Copy each line that contains the word "từng".

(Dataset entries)

- - -

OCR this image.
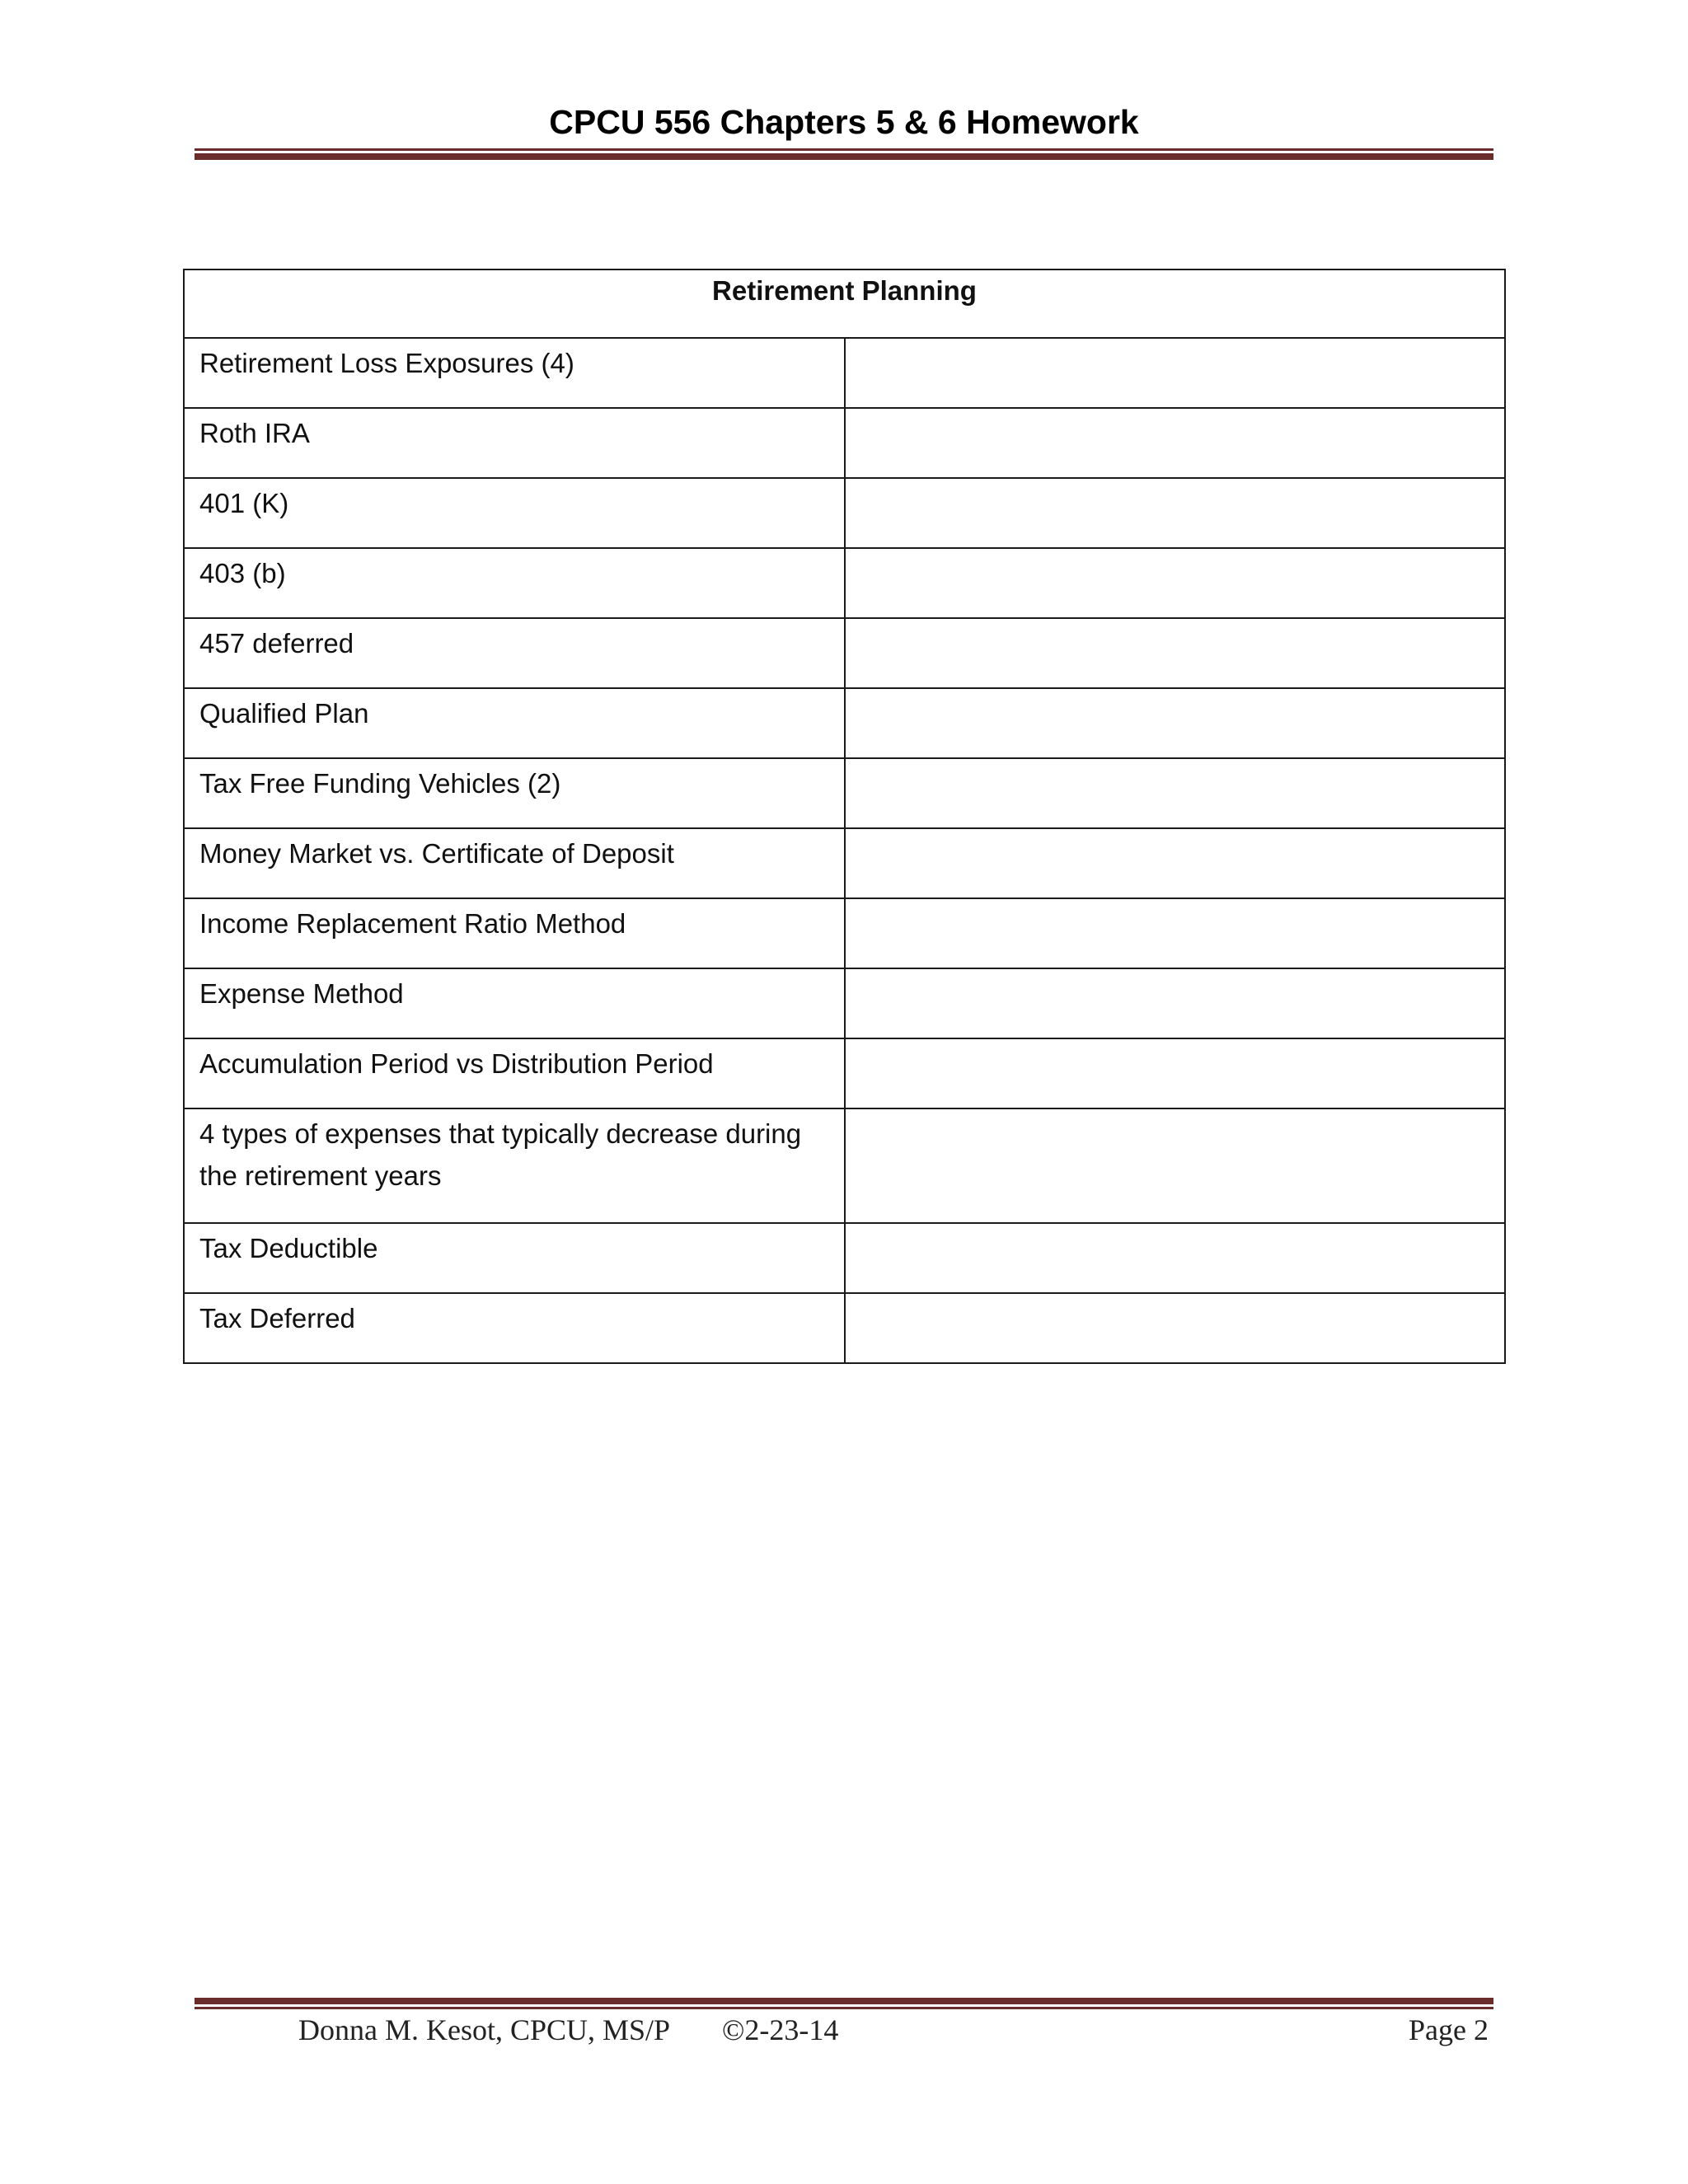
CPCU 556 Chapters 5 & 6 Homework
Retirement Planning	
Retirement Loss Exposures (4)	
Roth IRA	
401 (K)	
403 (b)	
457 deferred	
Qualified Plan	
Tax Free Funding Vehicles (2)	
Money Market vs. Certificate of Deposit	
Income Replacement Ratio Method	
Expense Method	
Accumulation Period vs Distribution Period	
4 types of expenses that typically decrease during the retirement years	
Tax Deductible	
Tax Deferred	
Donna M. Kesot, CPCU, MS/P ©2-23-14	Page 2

- - -

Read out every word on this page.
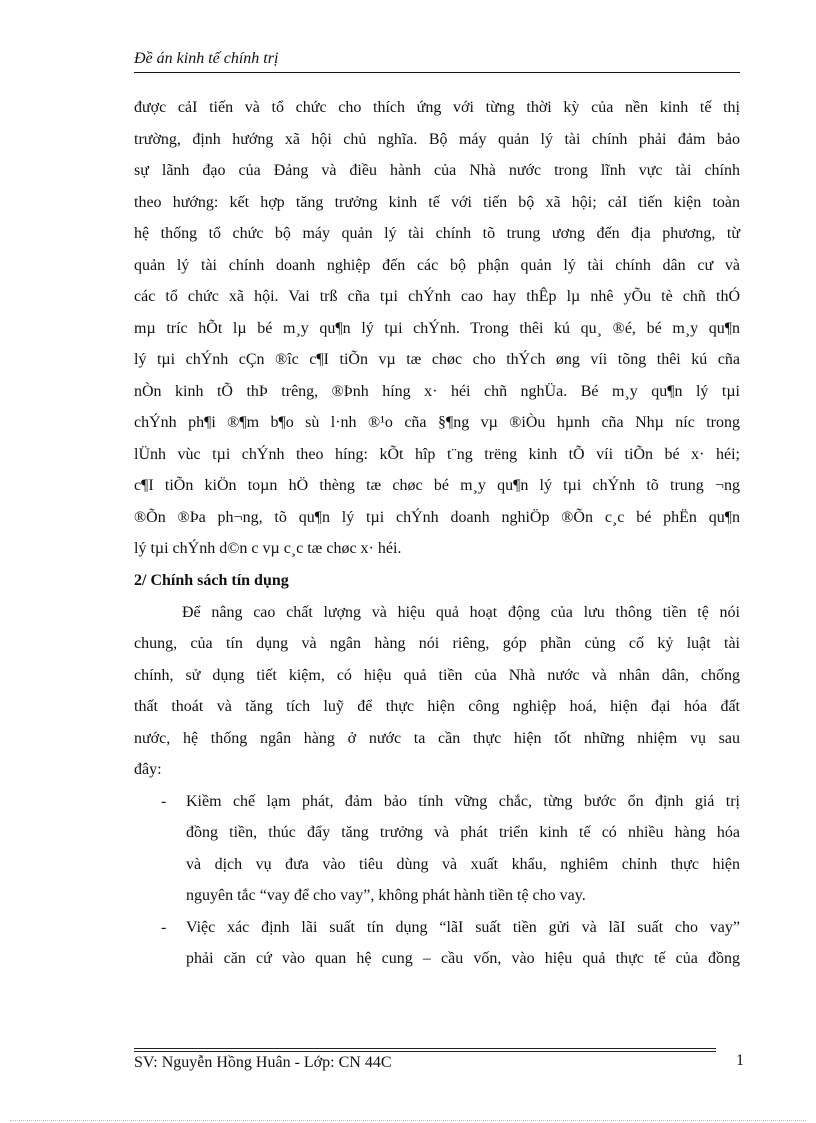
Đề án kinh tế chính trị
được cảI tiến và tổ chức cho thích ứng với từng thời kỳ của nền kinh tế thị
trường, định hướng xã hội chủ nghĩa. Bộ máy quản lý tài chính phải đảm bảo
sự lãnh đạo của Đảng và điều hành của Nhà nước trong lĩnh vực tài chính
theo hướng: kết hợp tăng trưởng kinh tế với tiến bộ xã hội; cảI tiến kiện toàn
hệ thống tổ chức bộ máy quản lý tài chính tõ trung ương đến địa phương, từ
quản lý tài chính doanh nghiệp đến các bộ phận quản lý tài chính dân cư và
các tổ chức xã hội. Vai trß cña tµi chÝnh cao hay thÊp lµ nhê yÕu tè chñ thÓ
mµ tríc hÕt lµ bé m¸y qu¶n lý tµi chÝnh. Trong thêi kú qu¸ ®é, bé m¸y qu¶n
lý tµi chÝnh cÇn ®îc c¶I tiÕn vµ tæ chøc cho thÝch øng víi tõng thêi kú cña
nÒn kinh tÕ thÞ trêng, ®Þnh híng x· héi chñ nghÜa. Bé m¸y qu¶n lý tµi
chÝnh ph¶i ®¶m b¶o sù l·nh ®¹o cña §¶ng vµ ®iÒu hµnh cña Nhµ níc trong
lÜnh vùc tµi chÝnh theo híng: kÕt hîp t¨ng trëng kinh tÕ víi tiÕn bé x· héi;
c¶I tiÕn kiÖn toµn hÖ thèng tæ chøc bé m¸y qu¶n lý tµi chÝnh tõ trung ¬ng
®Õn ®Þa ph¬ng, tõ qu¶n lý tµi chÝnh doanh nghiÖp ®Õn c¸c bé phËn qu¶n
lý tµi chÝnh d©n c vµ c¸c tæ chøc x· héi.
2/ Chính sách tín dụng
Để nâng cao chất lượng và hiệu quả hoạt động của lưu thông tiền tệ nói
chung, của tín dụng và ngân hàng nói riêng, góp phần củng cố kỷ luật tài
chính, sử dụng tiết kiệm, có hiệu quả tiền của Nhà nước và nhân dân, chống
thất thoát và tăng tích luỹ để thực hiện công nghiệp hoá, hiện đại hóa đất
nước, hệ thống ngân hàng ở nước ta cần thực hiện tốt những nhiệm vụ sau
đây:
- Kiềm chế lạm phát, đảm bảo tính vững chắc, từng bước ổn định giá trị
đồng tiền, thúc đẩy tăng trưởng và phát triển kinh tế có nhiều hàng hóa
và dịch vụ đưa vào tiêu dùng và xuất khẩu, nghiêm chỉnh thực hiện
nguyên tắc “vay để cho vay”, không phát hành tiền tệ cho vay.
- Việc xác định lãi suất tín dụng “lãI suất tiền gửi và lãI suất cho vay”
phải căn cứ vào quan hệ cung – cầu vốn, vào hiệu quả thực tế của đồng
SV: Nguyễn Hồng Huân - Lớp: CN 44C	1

- - -

- _Solution to the problem_
được cảI tiến và tổ chức cho thích ứng với từng thời kỳ của nền kinh tế thị
- Kiềm chế lạm phát, đảm bảo tính vững chắc, từng bước ổn định giá trị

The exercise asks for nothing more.